** start **

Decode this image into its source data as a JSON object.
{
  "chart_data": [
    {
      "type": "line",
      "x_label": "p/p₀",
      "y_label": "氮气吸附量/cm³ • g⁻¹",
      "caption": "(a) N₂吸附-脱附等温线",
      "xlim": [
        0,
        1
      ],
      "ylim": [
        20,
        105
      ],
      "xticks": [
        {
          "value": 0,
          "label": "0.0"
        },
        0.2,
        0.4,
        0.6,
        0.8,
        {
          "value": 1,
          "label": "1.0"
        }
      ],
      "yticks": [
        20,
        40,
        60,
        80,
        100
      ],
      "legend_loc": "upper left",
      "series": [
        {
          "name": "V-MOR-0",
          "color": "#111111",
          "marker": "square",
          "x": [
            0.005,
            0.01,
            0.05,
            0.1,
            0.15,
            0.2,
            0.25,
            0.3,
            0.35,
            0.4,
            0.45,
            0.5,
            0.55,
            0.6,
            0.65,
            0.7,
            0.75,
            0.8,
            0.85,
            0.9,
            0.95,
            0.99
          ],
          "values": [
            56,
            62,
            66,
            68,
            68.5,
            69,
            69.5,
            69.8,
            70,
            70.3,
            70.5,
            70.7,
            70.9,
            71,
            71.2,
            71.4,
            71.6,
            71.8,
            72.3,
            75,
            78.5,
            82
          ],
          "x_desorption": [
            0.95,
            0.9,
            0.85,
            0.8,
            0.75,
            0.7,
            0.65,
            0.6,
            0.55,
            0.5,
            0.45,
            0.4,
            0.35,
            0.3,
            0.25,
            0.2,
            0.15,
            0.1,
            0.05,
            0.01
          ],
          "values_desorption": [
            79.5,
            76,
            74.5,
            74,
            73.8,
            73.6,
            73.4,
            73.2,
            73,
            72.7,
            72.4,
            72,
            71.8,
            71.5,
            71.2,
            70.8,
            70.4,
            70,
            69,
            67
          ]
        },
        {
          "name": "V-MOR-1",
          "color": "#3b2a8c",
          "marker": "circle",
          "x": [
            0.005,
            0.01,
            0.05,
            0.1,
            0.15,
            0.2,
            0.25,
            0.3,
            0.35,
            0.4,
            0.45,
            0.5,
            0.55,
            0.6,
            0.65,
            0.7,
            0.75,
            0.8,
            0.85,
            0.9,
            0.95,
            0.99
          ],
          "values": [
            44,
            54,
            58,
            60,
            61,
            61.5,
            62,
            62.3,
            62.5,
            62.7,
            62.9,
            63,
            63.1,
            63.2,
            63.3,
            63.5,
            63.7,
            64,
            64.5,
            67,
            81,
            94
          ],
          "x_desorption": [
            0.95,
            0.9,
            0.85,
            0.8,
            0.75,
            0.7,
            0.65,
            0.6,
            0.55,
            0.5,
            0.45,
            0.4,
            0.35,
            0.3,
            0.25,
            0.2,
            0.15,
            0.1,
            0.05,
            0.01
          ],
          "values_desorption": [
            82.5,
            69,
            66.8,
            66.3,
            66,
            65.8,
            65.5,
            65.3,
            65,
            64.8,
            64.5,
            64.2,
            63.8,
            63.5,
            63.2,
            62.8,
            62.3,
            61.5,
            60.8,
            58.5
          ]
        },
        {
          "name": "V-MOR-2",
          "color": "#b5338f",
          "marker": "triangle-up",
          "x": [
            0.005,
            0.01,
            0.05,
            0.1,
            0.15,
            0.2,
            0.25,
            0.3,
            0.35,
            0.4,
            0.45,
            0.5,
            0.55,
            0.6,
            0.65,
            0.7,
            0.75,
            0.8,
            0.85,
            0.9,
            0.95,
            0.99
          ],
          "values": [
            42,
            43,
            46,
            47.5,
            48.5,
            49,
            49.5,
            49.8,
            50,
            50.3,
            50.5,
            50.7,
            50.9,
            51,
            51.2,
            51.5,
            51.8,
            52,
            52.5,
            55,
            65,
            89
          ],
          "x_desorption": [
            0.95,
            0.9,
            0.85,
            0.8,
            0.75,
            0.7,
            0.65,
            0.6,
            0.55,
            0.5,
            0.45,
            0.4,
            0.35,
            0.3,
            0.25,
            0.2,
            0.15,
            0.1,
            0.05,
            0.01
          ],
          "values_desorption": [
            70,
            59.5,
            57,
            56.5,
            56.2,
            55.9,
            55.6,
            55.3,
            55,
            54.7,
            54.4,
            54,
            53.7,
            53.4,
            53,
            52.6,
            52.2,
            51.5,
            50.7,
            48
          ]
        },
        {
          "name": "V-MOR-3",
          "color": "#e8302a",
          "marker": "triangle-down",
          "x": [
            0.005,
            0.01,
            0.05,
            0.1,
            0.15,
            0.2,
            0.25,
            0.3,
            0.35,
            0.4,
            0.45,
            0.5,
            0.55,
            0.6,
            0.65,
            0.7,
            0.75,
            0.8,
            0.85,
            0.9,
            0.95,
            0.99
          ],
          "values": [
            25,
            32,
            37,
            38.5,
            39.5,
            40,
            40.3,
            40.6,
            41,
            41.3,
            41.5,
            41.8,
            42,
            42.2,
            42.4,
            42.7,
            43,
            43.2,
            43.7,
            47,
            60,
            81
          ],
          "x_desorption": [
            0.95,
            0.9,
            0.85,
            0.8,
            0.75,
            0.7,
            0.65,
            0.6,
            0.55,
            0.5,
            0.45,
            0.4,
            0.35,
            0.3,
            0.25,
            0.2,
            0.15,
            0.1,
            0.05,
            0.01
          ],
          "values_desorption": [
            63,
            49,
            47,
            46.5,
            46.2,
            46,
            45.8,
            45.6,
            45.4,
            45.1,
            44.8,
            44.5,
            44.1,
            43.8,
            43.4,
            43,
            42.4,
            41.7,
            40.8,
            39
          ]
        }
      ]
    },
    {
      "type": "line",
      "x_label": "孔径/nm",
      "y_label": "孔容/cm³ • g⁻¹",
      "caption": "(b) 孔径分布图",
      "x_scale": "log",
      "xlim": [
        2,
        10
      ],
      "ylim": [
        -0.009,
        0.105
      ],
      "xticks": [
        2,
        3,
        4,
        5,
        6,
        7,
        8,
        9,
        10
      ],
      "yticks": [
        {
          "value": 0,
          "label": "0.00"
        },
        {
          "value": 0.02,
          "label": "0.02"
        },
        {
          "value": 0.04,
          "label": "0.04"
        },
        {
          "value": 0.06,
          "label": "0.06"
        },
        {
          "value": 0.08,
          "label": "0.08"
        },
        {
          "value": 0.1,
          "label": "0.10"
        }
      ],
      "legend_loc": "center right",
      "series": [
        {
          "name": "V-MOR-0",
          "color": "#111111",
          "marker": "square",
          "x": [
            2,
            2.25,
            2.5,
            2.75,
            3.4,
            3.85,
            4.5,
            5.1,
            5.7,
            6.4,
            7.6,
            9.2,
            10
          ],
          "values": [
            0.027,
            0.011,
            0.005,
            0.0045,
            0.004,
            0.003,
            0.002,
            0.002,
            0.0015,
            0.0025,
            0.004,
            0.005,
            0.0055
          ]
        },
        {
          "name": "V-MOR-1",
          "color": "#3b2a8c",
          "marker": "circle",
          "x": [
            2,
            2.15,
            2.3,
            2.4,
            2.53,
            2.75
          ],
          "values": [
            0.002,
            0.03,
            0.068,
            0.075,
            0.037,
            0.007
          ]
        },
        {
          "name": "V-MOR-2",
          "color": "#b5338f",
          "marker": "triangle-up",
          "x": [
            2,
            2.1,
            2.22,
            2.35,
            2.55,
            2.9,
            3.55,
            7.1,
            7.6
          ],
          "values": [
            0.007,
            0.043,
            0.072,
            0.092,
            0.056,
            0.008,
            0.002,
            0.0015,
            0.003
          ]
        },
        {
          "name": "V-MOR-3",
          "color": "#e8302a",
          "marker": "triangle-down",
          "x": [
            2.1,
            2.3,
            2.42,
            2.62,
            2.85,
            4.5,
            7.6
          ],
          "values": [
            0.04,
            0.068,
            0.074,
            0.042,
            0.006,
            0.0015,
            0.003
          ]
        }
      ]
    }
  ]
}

** end **

What you have to do: Extract all lines containing the word "caption".

Answer to the exercise:
      "caption": "(a) N₂吸附-脱附等温线",
      "caption": "(b) 孔径分布图",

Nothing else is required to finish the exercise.